> [Exercise aim]: Keep only the lines that hold the string "Built", filtering out the rest of the entries below.

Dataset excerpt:
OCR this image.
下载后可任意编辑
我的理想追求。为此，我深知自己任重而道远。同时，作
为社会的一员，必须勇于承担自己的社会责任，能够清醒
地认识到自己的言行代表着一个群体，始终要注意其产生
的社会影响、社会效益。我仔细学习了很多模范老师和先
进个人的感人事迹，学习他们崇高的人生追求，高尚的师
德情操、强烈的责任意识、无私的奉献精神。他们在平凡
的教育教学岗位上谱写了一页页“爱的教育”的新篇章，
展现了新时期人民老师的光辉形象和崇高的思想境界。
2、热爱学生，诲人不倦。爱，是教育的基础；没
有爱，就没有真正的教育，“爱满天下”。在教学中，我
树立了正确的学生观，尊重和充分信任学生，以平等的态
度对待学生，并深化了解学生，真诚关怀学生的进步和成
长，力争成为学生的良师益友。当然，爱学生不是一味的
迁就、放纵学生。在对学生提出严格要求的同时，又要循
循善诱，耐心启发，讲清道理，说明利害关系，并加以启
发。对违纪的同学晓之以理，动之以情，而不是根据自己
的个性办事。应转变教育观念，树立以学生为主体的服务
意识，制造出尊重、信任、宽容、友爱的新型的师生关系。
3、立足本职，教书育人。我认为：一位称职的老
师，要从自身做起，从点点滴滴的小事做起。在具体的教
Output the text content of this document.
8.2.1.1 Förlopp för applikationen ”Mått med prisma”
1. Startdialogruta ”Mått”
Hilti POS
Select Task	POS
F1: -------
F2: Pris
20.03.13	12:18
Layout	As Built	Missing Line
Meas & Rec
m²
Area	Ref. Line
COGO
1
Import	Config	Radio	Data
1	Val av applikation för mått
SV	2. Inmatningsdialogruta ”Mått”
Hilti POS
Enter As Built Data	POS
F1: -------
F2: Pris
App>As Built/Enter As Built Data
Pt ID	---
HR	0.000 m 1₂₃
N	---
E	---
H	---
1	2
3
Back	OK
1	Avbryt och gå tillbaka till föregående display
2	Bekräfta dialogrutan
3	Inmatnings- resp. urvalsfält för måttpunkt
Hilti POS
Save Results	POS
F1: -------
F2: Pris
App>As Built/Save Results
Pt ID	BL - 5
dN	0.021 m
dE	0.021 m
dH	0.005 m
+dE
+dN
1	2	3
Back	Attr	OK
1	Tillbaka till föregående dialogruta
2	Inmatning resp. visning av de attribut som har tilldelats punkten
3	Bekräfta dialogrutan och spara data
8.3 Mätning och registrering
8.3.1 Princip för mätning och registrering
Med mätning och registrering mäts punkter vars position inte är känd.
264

> [Written response]:
Layout	As Built	Missing Line
Enter As Built Data	POS
App>As Built/Enter As Built Data
App>As Built/Save Results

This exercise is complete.